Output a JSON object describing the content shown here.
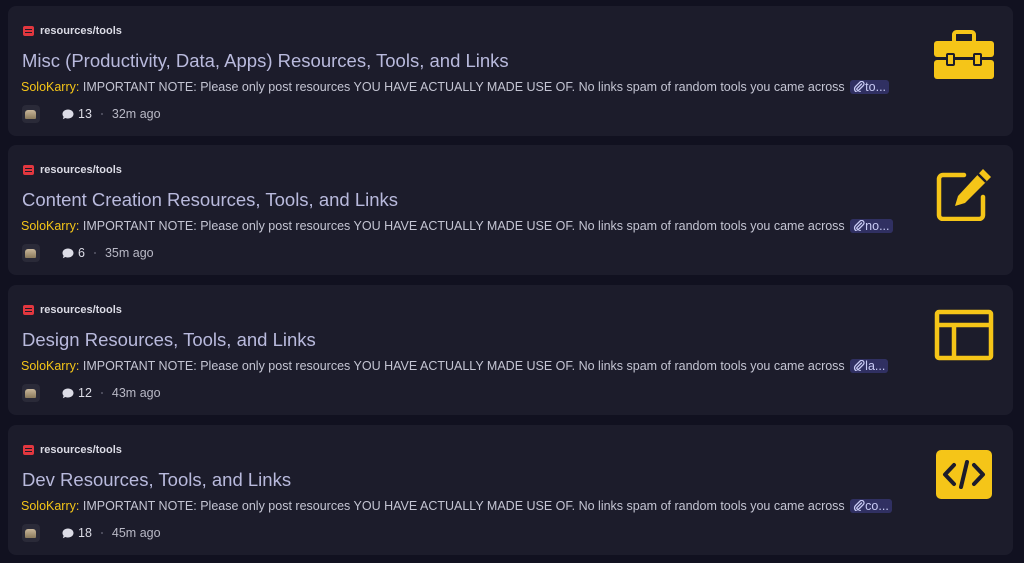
{
  "accent_color": "#f5c518",
  "tag_color": "#e2373f",
  "threads": [
    {
      "tag": "resources/tools",
      "title": "Misc (Productivity, Data, Apps) Resources, Tools, and Links",
      "author": "SoloKarry:",
      "preview": "IMPORTANT NOTE: Please only post resources YOU HAVE ACTUALLY MADE USE OF. No links spam of random tools you came across",
      "link_chip": "to...",
      "comment_count": "13",
      "time": "32m ago",
      "icon": "toolbox-icon"
    },
    {
      "tag": "resources/tools",
      "title": "Content Creation Resources, Tools, and Links",
      "author": "SoloKarry:",
      "preview": "IMPORTANT NOTE: Please only post resources YOU HAVE ACTUALLY MADE USE OF. No links spam of random tools you came across",
      "link_chip": "no...",
      "comment_count": "6",
      "time": "35m ago",
      "icon": "edit-icon"
    },
    {
      "tag": "resources/tools",
      "title": "Design Resources, Tools, and Links",
      "author": "SoloKarry:",
      "preview": "IMPORTANT NOTE: Please only post resources YOU HAVE ACTUALLY MADE USE OF. No links spam of random tools you came across",
      "link_chip": "la...",
      "comment_count": "12",
      "time": "43m ago",
      "icon": "layout-icon"
    },
    {
      "tag": "resources/tools",
      "title": "Dev Resources, Tools, and Links",
      "author": "SoloKarry:",
      "preview": "IMPORTANT NOTE: Please only post resources YOU HAVE ACTUALLY MADE USE OF. No links spam of random tools you came across",
      "link_chip": "co...",
      "comment_count": "18",
      "time": "45m ago",
      "icon": "code-icon"
    }
  ]
}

- **Required task**:
Leave the pictures out and reproduce each record exactly as written.

- **Solution for this task**:
Output a JSON object describing the content shown here.
{
  "accent_color": "#f5c518",
  "tag_color": "#e2373f",
  "threads": [
    {
      "tag": "resources/tools",
      "title": "Misc (Productivity, Data, Apps) Resources, Tools, and Links",
      "author": "SoloKarry:",
      "preview": "IMPORTANT NOTE: Please only post resources YOU HAVE ACTUALLY MADE USE OF. No links spam of random tools you came across",
      "link_chip": "to...",
      "comment_count": "13",
      "time": "32m ago",
      "icon": "toolbox-icon"
    },
    {
      "tag": "resources/tools",
      "title": "Content Creation Resources, Tools, and Links",
      "author": "SoloKarry:",
      "preview": "IMPORTANT NOTE: Please only post resources YOU HAVE ACTUALLY MADE USE OF. No links spam of random tools you came across",
      "link_chip": "no...",
      "comment_count": "6",
      "time": "35m ago",
      "icon": "edit-icon"
    },
    {
      "tag": "resources/tools",
      "title": "Design Resources, Tools, and Links",
      "author": "SoloKarry:",
      "preview": "IMPORTANT NOTE: Please only post resources YOU HAVE ACTUALLY MADE USE OF. No links spam of random tools you came across",
      "link_chip": "la...",
      "comment_count": "12",
      "time": "43m ago",
      "icon": "layout-icon"
    },
    {
      "tag": "resources/tools",
      "title": "Dev Resources, Tools, and Links",
      "author": "SoloKarry:",
      "preview": "IMPORTANT NOTE: Please only post resources YOU HAVE ACTUALLY MADE USE OF. No links spam of random tools you came across",
      "link_chip": "co...",
      "comment_count": "18",
      "time": "45m ago",
      "icon": "code-icon"
    }
  ]
}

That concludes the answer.